**PROVIDED MATERIAL**
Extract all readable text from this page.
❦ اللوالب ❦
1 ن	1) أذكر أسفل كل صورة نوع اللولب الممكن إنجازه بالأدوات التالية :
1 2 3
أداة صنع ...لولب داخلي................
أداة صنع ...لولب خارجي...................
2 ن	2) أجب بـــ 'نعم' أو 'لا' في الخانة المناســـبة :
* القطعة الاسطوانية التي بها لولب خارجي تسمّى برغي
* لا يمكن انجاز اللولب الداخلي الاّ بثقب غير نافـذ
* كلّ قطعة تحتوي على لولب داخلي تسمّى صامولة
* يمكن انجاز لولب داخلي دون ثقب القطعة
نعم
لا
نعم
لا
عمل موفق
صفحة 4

**PROMPT**
In the listing, find every line containing the word "خارجي" and list it.

**SOLUTION**
أداة صنع ...لولب خارجي...................
* القطعة الاسطوانية التي بها لولب خارجي تسمّى برغي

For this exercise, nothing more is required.